What to do: Write out the full listing again, exactly as it stands.

Dataset entries:
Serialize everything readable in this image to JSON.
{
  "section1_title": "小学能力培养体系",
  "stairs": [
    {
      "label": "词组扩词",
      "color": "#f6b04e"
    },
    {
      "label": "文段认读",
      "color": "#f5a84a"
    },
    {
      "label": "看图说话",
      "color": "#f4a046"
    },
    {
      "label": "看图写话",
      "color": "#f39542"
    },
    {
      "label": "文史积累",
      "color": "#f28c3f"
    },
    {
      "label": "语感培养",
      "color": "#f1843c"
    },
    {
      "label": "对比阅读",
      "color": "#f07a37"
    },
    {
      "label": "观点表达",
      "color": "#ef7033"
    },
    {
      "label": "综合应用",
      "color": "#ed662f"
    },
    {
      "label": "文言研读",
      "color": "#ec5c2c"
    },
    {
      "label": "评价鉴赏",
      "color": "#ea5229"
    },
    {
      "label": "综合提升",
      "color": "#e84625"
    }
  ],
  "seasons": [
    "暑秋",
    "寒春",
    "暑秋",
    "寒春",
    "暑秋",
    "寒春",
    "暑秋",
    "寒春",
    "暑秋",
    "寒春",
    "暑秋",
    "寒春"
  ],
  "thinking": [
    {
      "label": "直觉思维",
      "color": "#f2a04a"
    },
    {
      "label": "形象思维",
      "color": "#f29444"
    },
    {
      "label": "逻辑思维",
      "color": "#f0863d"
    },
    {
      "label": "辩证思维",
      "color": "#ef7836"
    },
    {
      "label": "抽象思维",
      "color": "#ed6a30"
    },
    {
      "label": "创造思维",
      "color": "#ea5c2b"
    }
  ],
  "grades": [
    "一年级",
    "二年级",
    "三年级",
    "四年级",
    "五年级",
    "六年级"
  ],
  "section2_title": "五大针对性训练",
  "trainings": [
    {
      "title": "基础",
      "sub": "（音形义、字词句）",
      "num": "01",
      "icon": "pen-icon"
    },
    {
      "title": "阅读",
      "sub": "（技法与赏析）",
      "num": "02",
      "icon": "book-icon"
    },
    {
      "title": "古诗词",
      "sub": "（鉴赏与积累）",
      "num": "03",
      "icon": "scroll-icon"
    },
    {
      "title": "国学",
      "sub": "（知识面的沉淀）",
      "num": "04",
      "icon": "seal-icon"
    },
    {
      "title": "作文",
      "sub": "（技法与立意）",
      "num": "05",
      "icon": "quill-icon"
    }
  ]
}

Answer in full:
Serialize everything readable in this image to JSON.
{
  "section1_title": "小学能力培养体系",
  "stairs": [
    {
      "label": "词组扩词",
      "color": "#f6b04e"
    },
    {
      "label": "文段认读",
      "color": "#f5a84a"
    },
    {
      "label": "看图说话",
      "color": "#f4a046"
    },
    {
      "label": "看图写话",
      "color": "#f39542"
    },
    {
      "label": "文史积累",
      "color": "#f28c3f"
    },
    {
      "label": "语感培养",
      "color": "#f1843c"
    },
    {
      "label": "对比阅读",
      "color": "#f07a37"
    },
    {
      "label": "观点表达",
      "color": "#ef7033"
    },
    {
      "label": "综合应用",
      "color": "#ed662f"
    },
    {
      "label": "文言研读",
      "color": "#ec5c2c"
    },
    {
      "label": "评价鉴赏",
      "color": "#ea5229"
    },
    {
      "label": "综合提升",
      "color": "#e84625"
    }
  ],
  "seasons": [
    "暑秋",
    "寒春",
    "暑秋",
    "寒春",
    "暑秋",
    "寒春",
    "暑秋",
    "寒春",
    "暑秋",
    "寒春",
    "暑秋",
    "寒春"
  ],
  "thinking": [
    {
      "label": "直觉思维",
      "color": "#f2a04a"
    },
    {
      "label": "形象思维",
      "color": "#f29444"
    },
    {
      "label": "逻辑思维",
      "color": "#f0863d"
    },
    {
      "label": "辩证思维",
      "color": "#ef7836"
    },
    {
      "label": "抽象思维",
      "color": "#ed6a30"
    },
    {
      "label": "创造思维",
      "color": "#ea5c2b"
    }
  ],
  "grades": [
    "一年级",
    "二年级",
    "三年级",
    "四年级",
    "五年级",
    "六年级"
  ],
  "section2_title": "五大针对性训练",
  "trainings": [
    {
      "title": "基础",
      "sub": "（音形义、字词句）",
      "num": "01",
      "icon": "pen-icon"
    },
    {
      "title": "阅读",
      "sub": "（技法与赏析）",
      "num": "02",
      "icon": "book-icon"
    },
    {
      "title": "古诗词",
      "sub": "（鉴赏与积累）",
      "num": "03",
      "icon": "scroll-icon"
    },
    {
      "title": "国学",
      "sub": "（知识面的沉淀）",
      "num": "04",
      "icon": "seal-icon"
    },
    {
      "title": "作文",
      "sub": "（技法与立意）",
      "num": "05",
      "icon": "quill-icon"
    }
  ]
}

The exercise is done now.